• **TASK TO COMPLETE**: All the data should come back exactly as it was given.

• **MATERIAL PROVIDED**:
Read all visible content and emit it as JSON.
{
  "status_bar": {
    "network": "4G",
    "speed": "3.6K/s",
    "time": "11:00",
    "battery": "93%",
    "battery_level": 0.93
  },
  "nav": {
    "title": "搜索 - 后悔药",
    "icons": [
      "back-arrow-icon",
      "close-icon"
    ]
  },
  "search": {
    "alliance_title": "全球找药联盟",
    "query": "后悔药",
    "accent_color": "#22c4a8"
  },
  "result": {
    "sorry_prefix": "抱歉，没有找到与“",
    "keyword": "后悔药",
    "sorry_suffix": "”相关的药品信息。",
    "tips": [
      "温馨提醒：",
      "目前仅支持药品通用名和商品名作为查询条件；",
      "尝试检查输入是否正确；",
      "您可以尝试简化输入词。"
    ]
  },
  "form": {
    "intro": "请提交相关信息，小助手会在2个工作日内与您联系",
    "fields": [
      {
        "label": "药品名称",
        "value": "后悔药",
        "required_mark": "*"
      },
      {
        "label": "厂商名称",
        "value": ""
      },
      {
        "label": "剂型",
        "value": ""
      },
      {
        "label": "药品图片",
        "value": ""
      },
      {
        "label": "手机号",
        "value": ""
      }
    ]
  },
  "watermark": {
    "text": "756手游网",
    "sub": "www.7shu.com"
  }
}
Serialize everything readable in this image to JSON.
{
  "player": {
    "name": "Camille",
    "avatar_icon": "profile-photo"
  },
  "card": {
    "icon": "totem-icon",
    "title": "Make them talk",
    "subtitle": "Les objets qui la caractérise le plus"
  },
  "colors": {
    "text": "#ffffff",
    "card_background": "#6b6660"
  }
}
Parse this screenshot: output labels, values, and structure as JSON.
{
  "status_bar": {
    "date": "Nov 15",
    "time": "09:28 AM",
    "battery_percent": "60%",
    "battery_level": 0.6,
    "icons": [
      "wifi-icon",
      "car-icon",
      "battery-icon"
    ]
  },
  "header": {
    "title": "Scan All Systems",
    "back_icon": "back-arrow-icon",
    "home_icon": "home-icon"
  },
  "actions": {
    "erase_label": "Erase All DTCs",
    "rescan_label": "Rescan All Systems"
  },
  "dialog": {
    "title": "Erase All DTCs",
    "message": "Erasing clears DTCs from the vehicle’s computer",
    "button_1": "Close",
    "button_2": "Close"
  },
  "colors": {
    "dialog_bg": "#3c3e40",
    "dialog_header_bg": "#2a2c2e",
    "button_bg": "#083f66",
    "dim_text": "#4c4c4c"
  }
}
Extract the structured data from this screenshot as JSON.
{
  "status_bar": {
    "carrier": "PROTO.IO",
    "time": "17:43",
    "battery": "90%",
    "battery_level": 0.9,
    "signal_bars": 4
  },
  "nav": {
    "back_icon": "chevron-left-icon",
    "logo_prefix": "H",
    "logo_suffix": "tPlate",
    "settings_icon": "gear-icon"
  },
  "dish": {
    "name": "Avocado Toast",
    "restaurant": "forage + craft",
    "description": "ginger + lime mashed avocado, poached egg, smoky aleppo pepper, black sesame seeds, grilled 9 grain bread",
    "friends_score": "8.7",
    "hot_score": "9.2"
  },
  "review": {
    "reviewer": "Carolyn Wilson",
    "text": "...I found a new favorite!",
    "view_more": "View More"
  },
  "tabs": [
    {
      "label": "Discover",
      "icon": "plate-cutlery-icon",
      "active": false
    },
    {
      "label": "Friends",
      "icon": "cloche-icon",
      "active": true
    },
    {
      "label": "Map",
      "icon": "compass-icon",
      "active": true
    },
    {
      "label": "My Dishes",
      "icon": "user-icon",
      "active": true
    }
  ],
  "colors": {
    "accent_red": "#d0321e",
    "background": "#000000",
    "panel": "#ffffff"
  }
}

• **RESPONSE TO THIS EXERCISE**:
Read all visible content and emit it as JSON.
{
  "status_bar": {
    "network": "4G",
    "speed": "3.6K/s",
    "time": "11:00",
    "battery": "93%",
    "battery_level": 0.93
  },
  "nav": {
    "title": "搜索 - 后悔药",
    "icons": [
      "back-arrow-icon",
      "close-icon"
    ]
  },
  "search": {
    "alliance_title": "全球找药联盟",
    "query": "后悔药",
    "accent_color": "#22c4a8"
  },
  "result": {
    "sorry_prefix": "抱歉，没有找到与“",
    "keyword": "后悔药",
    "sorry_suffix": "”相关的药品信息。",
    "tips": [
      "温馨提醒：",
      "目前仅支持药品通用名和商品名作为查询条件；",
      "尝试检查输入是否正确；",
      "您可以尝试简化输入词。"
    ]
  },
  "form": {
    "intro": "请提交相关信息，小助手会在2个工作日内与您联系",
    "fields": [
      {
        "label": "药品名称",
        "value": "后悔药",
        "required_mark": "*"
      },
      {
        "label": "厂商名称",
        "value": ""
      },
      {
        "label": "剂型",
        "value": ""
      },
      {
        "label": "药品图片",
        "value": ""
      },
      {
        "label": "手机号",
        "value": ""
      }
    ]
  },
  "watermark": {
    "text": "756手游网",
    "sub": "www.7shu.com"
  }
}
Serialize everything readable in this image to JSON.
{
  "player": {
    "name": "Camille",
    "avatar_icon": "profile-photo"
  },
  "card": {
    "icon": "totem-icon",
    "title": "Make them talk",
    "subtitle": "Les objets qui la caractérise le plus"
  },
  "colors": {
    "text": "#ffffff",
    "card_background": "#6b6660"
  }
}
Parse this screenshot: output labels, values, and structure as JSON.
{
  "status_bar": {
    "date": "Nov 15",
    "time": "09:28 AM",
    "battery_percent": "60%",
    "battery_level": 0.6,
    "icons": [
      "wifi-icon",
      "car-icon",
      "battery-icon"
    ]
  },
  "header": {
    "title": "Scan All Systems",
    "back_icon": "back-arrow-icon",
    "home_icon": "home-icon"
  },
  "actions": {
    "erase_label": "Erase All DTCs",
    "rescan_label": "Rescan All Systems"
  },
  "dialog": {
    "title": "Erase All DTCs",
    "message": "Erasing clears DTCs from the vehicle’s computer",
    "button_1": "Close",
    "button_2": "Close"
  },
  "colors": {
    "dialog_bg": "#3c3e40",
    "dialog_header_bg": "#2a2c2e",
    "button_bg": "#083f66",
    "dim_text": "#4c4c4c"
  }
}
Extract the structured data from this screenshot as JSON.
{
  "status_bar": {
    "carrier": "PROTO.IO",
    "time": "17:43",
    "battery": "90%",
    "battery_level": 0.9,
    "signal_bars": 4
  },
  "nav": {
    "back_icon": "chevron-left-icon",
    "logo_prefix": "H",
    "logo_suffix": "tPlate",
    "settings_icon": "gear-icon"
  },
  "dish": {
    "name": "Avocado Toast",
    "restaurant": "forage + craft",
    "description": "ginger + lime mashed avocado, poached egg, smoky aleppo pepper, black sesame seeds, grilled 9 grain bread",
    "friends_score": "8.7",
    "hot_score": "9.2"
  },
  "review": {
    "reviewer": "Carolyn Wilson",
    "text": "...I found a new favorite!",
    "view_more": "View More"
  },
  "tabs": [
    {
      "label": "Discover",
      "icon": "plate-cutlery-icon",
      "active": false
    },
    {
      "label": "Friends",
      "icon": "cloche-icon",
      "active": true
    },
    {
      "label": "Map",
      "icon": "compass-icon",
      "active": true
    },
    {
      "label": "My Dishes",
      "icon": "user-icon",
      "active": true
    }
  ],
  "colors": {
    "accent_red": "#d0321e",
    "background": "#000000",
    "panel": "#ffffff"
  }
}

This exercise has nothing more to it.